» **Job**:
Go through the listing beneath this task and return every line that carries the string "دادگستری".

Extracted data entries:
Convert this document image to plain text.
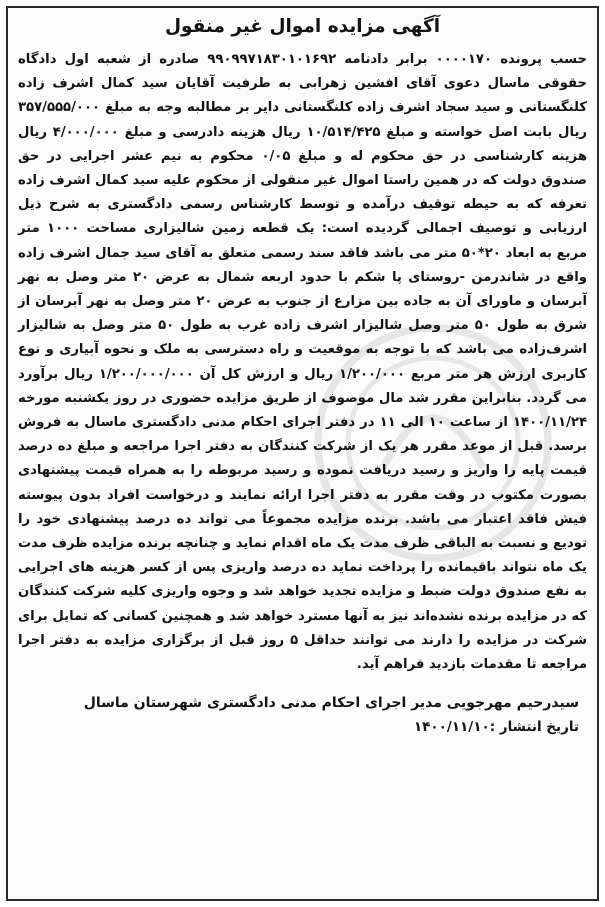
آگهی مزایده اموال غیر منقول
حسب پرونده ۰۰۰۰۱۷۰ برابر دادنامه ۹۹۰۹۹۷۱۸۳۰۱۰۱۶۹۲ صادره از شعبه اول دادگاه حقوقی ماسال دعوی آقای افشین زهرابی به طرفیت آقایان سید کمال اشرف زاده کلنگستانی و سید سجاد اشرف زاده کلنگستانی دایر بر مطالبه وجه به مبلغ ۳۵۷/۵۵۵/۰۰۰ ریال بابت اصل خواسته و مبلغ ۱۰/۵۱۴/۴۲۵ ریال هزینه دادرسی و مبلغ ۴/۰۰۰/۰۰۰ ریال هزینه کارشناسی در حق محکوم له و مبلغ ۰/۰۵ محکوم به نیم عشر اجرایی در حق صندوق دولت که در همین راستا اموال غیر منقولی از محکوم علیه سید کمال اشرف زاده تعرفه که به حیطه توقیف درآمده و توسط کارشناس رسمی دادگستری به شرح ذیل ارزیابی و توصیف اجمالی گردیده است: یک قطعه زمین شالیزاری مساحت ۱۰۰۰ متر مربع به ابعاد ۲۰*۵۰ متر می باشد فاقد سند رسمی متعلق به آقای سید جمال اشرف زاده واقع در شاندرمن -روستای پا شکم با حدود اربعه شمال به عرض ۲۰ متر وصل به نهر آبرسان و ماورای آن به جاده بین مزارع از جنوب به عرض ۲۰ متر وصل به نهر آبرسان از شرق به طول ۵۰ متر وصل شالیزار اشرف زاده غرب به طول ۵۰ متر وصل به شالیزار اشرف‌زاده می باشد که با توجه به موقعیت و راه دسترسی به ملک و نحوه آبیاری و نوع کاربری ارزش هر متر مربع ۱/۲۰۰/۰۰۰ ریال و ارزش کل آن ۱/۲۰۰/۰۰۰/۰۰۰ ریال برآورد می گردد. بنابراین مقرر شد مال موصوف از طریق مزایده حضوری در روز یکشنبه مورخه ۱۴۰۰/۱۱/۲۴ از ساعت ۱۰ الی ۱۱ در دفتر اجرای احکام مدنی دادگستری ماسال به فروش برسد. قبل از موعد مقرر هر یک از شرکت کنندگان به دفتر اجرا مراجعه و مبلغ ده درصد قیمت پایه را واریز و رسید دریافت نموده و رسید مربوطه را به همراه قیمت پیشنهادی بصورت مکتوب در وقت مقرر به دفتر اجرا ارائه نمایند و درخواست افراد بدون پیوسته فیش فاقد اعتبار می باشد. برنده مزایده مجموعاً می تواند ده درصد پیشنهادی خود را تودیع و نسبت به الباقی ظرف مدت یک ماه اقدام نماید و چنانچه برنده مزایده ظرف مدت یک ماه نتواند باقیمانده را پرداخت نماید ده درصد واریزی پس از کسر هزینه های اجرایی به نفع صندوق دولت ضبط و مزایده تجدید خواهد شد و وجوه واریزی کلیه شرکت کنندگان که در مزایده برنده نشده‌اند نیز به آنها مسترد خواهد شد و همچنین کسانی که تمایل برای شرکت در مزایده را دارند می توانند حداقل ۵ روز قبل از برگزاری مزایده به دفتر اجرا مراجعه تا مقدمات بازدید فراهم آید.
سیدرحیم مهرجویی مدیر اجرای احکام مدنی دادگستری شهرستان ماسال
تاریخ انتشار :۱۴۰۰/۱۱/۱۰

» **Task answer**:
حسب پرونده ۰۰۰۰۱۷۰ برابر دادنامه ۹۹۰۹۹۷۱۸۳۰۱۰۱۶۹۲ صادره از شعبه اول دادگاه حقوقی ماسال دعوی آقای افشین زهرابی به طرفیت آقایان سید کمال اشرف زاده کلنگستانی و سید سجاد اشرف زاده کلنگستانی دایر بر مطالبه وجه به مبلغ ۳۵۷/۵۵۵/۰۰۰ ریال بابت اصل خواسته و مبلغ ۱۰/۵۱۴/۴۲۵ ریال هزینه دادرسی و مبلغ ۴/۰۰۰/۰۰۰ ریال هزینه کارشناسی در حق محکوم له و مبلغ ۰/۰۵ محکوم به نیم عشر اجرایی در حق صندوق دولت که در همین راستا اموال غیر منقولی از محکوم علیه سید کمال اشرف زاده تعرفه که به حیطه توقیف درآمده و توسط کارشناس رسمی دادگستری به شرح ذیل ارزیابی و توصیف اجمالی گردیده است: یک قطعه زمین شالیزاری مساحت ۱۰۰۰ متر مربع به ابعاد ۲۰*۵۰ متر می باشد فاقد سند رسمی متعلق به آقای سید جمال اشرف زاده واقع در شاندرمن -روستای پا شکم با حدود اربعه شمال به عرض ۲۰ متر وصل به نهر آبرسان و ماورای آن به جاده بین مزارع از جنوب به عرض ۲۰ متر وصل به نهر آبرسان از شرق به طول ۵۰ متر وصل شالیزار اشرف زاده غرب به طول ۵۰ متر وصل به شالیزار اشرف‌زاده می باشد که با توجه به موقعیت و راه دسترسی به ملک و نحوه آبیاری و نوع کاربری ارزش هر متر مربع ۱/۲۰۰/۰۰۰ ریال و ارزش کل آن ۱/۲۰۰/۰۰۰/۰۰۰ ریال برآورد می گردد. بنابراین مقرر شد مال موصوف از طریق مزایده حضوری در روز یکشنبه مورخه ۱۴۰۰/۱۱/۲۴ از ساعت ۱۰ الی ۱۱ در دفتر اجرای احکام مدنی دادگستری ماسال به فروش برسد. قبل از موعد مقرر هر یک از شرکت کنندگان به دفتر اجرا مراجعه و مبلغ ده درصد قیمت پایه را واریز و رسید دریافت نموده و رسید مربوطه را به همراه قیمت پیشنهادی بصورت مکتوب در وقت مقرر به دفتر اجرا ارائه نمایند و درخواست افراد بدون پیوسته فیش فاقد اعتبار می باشد. برنده مزایده مجموعاً می تواند ده درصد پیشنهادی خود را تودیع و نسبت به الباقی ظرف مدت یک ماه اقدام نماید و چنانچه برنده مزایده ظرف مدت یک ماه نتواند باقیمانده را پرداخت نماید ده درصد واریزی پس از کسر هزینه های اجرایی به نفع صندوق دولت ضبط و مزایده تجدید خواهد شد و وجوه واریزی کلیه شرکت کنندگان که در مزایده برنده نشده‌اند نیز به آنها مسترد خواهد شد و همچنین کسانی که تمایل برای شرکت در مزایده را دارند می توانند حداقل ۵ روز قبل از برگزاری مزایده به دفتر اجرا مراجعه تا مقدمات بازدید فراهم آید.
سیدرحیم مهرجویی مدیر اجرای احکام مدنی دادگستری شهرستان ماسال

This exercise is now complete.